§ **YOUR INSTRUCTIONS**
Gather all lines from the material that contain "JSON".

(Figure collection entries)
╭──

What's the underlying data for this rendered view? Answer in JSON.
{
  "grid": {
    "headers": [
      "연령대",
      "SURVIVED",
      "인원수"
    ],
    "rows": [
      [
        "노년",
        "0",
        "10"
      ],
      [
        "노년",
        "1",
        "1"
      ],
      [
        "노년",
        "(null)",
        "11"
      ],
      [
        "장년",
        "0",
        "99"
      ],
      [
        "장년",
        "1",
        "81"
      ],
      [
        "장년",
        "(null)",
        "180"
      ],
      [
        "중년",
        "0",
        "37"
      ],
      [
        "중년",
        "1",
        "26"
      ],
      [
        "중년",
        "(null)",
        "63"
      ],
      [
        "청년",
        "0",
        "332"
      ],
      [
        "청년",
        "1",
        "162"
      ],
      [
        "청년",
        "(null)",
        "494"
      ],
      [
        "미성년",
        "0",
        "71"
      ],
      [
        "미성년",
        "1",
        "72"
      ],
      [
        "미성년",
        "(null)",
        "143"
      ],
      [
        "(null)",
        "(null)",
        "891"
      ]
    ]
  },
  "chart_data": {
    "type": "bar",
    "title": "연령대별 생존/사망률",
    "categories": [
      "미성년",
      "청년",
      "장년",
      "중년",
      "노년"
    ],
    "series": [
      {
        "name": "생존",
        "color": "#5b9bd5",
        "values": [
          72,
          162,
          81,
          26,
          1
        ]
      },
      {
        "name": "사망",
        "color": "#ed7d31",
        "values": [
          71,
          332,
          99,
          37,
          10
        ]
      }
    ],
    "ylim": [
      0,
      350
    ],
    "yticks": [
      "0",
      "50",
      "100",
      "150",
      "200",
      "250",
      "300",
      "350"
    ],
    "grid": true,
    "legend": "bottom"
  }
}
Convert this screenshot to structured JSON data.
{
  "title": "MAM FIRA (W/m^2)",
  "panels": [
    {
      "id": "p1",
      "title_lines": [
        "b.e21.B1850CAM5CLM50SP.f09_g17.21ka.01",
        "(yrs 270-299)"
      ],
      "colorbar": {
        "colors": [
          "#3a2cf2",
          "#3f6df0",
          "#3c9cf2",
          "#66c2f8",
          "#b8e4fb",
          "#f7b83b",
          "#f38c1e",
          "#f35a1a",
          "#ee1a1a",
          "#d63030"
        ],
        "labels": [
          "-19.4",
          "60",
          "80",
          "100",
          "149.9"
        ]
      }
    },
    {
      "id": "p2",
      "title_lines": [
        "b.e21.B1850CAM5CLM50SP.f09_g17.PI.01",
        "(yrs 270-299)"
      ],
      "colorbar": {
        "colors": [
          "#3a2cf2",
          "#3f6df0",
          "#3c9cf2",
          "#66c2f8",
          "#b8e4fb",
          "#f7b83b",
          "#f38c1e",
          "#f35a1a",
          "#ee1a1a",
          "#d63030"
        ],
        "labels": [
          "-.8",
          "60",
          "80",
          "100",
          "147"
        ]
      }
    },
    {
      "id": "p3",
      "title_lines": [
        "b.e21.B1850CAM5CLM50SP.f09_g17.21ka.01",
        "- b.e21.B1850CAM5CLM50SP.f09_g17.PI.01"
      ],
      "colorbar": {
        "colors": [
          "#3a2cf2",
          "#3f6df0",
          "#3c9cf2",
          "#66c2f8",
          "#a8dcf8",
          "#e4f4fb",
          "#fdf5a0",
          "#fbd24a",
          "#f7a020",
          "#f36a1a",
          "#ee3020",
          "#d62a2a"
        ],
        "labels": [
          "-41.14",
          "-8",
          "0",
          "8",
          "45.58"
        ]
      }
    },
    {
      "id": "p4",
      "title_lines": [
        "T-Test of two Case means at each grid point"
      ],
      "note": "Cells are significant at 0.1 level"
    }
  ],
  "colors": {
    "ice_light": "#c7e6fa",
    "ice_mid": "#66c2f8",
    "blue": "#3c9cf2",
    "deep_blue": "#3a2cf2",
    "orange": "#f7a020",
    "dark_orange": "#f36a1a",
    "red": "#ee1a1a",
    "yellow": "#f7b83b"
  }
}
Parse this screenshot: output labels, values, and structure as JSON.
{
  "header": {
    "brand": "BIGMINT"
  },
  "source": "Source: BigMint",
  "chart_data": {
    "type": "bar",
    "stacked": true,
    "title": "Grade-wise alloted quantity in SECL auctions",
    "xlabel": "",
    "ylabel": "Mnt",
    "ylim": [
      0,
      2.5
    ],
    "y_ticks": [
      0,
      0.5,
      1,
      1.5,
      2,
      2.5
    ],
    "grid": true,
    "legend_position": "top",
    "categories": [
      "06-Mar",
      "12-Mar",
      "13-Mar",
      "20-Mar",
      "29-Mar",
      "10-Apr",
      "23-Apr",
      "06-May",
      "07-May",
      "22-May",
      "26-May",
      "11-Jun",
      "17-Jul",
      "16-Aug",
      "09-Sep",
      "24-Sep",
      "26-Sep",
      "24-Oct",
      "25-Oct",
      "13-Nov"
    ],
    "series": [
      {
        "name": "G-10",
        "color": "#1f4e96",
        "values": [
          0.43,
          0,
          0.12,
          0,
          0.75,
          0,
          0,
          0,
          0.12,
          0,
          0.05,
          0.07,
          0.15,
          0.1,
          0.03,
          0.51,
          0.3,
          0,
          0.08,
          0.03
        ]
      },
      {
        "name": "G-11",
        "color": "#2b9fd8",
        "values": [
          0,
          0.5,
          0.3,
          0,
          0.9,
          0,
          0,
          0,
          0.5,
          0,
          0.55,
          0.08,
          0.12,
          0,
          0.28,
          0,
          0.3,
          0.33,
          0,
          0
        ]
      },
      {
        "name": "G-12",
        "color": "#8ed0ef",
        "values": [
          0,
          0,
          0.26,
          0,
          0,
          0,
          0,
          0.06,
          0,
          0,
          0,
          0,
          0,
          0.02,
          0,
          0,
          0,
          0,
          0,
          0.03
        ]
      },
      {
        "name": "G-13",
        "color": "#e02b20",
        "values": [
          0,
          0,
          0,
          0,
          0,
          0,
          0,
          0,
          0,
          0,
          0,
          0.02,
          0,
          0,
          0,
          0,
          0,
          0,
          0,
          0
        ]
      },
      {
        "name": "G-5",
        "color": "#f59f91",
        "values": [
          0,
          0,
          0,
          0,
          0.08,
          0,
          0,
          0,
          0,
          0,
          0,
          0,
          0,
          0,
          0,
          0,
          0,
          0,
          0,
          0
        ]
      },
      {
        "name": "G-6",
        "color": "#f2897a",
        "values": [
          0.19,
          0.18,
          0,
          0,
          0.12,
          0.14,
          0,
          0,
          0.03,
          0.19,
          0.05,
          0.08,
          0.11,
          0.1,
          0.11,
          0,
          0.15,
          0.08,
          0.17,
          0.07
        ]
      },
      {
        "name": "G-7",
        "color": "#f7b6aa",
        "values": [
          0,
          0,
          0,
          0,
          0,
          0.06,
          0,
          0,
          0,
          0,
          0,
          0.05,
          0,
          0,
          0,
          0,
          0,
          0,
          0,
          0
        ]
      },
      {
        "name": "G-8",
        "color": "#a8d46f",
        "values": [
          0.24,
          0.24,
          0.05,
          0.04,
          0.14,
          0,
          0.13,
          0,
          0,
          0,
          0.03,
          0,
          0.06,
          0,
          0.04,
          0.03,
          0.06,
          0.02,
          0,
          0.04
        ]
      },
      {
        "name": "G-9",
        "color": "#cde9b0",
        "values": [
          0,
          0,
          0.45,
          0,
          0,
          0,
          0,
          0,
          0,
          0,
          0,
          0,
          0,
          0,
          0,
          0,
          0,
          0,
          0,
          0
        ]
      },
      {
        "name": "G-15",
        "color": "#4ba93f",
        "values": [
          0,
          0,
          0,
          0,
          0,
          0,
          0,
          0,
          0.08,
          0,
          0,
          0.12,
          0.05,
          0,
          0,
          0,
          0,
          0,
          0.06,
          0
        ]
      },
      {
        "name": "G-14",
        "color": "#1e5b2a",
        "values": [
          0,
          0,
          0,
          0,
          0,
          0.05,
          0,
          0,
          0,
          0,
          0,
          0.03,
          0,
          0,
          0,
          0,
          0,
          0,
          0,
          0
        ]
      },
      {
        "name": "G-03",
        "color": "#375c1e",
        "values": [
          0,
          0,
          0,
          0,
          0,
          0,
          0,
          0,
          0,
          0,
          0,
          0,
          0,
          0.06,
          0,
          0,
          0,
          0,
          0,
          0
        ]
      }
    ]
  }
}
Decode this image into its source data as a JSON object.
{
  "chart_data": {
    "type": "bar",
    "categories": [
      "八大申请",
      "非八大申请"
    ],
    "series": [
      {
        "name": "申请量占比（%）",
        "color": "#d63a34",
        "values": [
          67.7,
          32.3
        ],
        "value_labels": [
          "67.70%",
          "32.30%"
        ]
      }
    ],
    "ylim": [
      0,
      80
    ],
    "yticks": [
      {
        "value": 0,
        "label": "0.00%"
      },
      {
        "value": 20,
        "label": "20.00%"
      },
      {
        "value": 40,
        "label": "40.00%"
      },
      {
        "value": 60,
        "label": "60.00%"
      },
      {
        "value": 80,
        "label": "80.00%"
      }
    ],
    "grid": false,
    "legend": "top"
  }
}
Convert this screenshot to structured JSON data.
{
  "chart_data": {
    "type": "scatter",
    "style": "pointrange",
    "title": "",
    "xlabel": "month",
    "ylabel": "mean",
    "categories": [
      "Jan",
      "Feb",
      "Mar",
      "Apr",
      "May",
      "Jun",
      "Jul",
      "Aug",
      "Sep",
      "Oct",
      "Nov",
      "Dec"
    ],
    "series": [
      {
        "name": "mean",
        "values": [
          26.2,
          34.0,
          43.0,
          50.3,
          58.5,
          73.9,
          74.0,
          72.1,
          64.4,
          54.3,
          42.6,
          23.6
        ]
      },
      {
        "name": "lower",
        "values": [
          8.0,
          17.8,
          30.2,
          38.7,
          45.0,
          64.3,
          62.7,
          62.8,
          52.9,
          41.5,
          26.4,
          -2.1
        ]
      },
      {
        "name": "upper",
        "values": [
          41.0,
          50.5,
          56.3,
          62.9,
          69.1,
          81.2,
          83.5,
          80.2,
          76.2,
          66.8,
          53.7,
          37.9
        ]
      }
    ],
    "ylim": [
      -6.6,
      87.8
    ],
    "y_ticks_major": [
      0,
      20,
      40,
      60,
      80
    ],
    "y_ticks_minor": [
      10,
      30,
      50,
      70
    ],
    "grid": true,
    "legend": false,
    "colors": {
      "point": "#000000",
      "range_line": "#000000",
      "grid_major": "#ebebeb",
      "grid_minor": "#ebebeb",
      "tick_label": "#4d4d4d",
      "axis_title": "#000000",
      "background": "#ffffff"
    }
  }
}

╰──

§ **TASK RESPONSE**
What's the underlying data for this rendered view? Answer in JSON.
Convert this screenshot to structured JSON data.
Parse this screenshot: output labels, values, and structure as JSON.
Decode this image into its source data as a JSON object.
Convert this screenshot to structured JSON data.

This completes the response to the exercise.